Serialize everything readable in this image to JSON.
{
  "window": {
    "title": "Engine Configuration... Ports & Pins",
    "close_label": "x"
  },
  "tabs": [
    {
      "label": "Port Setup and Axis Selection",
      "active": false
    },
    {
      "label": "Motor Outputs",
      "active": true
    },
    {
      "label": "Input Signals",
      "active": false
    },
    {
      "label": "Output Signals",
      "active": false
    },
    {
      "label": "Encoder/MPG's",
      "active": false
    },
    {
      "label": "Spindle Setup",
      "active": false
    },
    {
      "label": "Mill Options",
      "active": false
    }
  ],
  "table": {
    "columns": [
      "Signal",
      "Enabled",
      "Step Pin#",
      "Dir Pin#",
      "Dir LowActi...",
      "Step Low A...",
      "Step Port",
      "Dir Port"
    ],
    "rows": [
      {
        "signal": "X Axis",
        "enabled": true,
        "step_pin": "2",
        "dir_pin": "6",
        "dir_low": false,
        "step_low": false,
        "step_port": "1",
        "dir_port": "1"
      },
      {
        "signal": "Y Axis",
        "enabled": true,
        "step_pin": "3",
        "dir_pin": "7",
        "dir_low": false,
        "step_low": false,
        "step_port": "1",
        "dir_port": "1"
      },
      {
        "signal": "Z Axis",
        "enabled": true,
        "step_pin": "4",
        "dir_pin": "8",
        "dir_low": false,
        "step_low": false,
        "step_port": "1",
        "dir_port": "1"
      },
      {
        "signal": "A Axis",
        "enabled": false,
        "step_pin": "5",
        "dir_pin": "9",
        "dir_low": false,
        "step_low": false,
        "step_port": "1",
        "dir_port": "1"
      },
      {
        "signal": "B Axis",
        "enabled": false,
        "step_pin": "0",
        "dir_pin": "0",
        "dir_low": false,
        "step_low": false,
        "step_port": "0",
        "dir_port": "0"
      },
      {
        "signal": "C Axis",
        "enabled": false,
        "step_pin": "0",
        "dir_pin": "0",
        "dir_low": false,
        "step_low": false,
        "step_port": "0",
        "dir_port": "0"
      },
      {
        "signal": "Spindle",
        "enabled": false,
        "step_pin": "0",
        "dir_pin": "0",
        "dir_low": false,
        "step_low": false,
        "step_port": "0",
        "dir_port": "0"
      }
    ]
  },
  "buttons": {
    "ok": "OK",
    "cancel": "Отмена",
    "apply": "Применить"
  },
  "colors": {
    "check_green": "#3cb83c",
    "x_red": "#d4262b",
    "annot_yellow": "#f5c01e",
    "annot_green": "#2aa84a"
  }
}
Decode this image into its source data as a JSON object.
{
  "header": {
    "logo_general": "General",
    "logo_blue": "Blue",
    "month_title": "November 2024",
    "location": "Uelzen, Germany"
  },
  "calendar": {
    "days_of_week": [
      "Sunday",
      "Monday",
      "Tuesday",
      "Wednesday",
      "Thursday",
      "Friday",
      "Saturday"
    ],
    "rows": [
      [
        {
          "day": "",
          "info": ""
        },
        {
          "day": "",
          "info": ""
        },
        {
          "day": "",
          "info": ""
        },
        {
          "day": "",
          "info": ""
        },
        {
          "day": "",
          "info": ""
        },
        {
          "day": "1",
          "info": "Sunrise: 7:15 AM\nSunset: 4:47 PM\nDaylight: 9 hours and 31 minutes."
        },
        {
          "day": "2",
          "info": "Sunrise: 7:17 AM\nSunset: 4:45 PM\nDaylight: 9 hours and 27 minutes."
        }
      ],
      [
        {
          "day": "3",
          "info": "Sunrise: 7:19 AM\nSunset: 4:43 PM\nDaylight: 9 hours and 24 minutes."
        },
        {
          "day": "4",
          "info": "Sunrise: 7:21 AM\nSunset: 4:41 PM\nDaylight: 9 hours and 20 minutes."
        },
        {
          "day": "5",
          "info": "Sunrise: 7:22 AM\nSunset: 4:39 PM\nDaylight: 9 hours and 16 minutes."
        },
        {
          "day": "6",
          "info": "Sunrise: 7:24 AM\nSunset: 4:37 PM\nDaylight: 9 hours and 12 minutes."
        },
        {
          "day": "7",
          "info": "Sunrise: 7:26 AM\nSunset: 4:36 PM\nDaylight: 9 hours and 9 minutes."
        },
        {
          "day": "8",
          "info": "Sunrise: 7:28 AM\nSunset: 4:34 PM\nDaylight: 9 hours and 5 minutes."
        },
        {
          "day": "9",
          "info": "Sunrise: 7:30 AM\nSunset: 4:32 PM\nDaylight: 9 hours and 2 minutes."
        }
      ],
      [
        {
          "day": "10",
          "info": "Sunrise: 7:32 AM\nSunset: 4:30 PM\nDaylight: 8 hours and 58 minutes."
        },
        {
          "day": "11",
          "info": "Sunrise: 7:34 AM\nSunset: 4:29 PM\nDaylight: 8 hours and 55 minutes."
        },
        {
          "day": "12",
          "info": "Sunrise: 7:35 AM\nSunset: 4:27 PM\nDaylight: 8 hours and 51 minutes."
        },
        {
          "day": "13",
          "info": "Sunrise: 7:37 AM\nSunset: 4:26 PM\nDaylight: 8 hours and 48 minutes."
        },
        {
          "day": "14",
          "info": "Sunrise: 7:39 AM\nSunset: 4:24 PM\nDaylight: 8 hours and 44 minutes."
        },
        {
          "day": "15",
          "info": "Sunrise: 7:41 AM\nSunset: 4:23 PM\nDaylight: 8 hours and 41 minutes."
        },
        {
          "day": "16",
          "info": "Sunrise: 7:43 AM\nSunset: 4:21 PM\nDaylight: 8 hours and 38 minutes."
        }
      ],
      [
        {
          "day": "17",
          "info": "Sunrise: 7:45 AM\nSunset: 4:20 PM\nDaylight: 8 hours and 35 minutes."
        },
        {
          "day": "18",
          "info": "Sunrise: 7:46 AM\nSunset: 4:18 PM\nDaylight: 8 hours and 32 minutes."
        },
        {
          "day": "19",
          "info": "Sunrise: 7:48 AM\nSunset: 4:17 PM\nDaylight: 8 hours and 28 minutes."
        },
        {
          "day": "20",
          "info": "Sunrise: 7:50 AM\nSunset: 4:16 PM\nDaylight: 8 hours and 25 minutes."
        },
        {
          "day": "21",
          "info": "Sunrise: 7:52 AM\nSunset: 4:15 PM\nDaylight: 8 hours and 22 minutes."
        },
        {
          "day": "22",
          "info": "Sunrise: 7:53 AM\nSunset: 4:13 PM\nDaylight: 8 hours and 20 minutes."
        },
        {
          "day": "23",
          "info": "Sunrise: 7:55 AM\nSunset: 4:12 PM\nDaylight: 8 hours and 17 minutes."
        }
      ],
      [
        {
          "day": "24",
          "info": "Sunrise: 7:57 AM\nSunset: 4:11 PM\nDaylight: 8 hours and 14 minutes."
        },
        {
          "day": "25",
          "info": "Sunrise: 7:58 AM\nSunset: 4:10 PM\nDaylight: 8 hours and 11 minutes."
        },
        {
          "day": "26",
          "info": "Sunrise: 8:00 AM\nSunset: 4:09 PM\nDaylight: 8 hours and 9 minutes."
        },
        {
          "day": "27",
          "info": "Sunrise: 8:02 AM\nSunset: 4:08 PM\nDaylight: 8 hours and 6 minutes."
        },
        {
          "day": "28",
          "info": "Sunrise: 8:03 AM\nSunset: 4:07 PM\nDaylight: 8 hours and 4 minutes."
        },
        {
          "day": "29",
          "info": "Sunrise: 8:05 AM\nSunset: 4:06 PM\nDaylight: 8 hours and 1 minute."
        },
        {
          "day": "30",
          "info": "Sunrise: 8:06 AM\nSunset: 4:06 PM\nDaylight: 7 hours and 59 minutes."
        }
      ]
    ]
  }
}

══════════════════════════════

## TASK GOAL
From the material above, gather all lines that include the string "Signals" and copy them.

## FULL ANSWER
      "label": "Input Signals",
      "label": "Output Signals",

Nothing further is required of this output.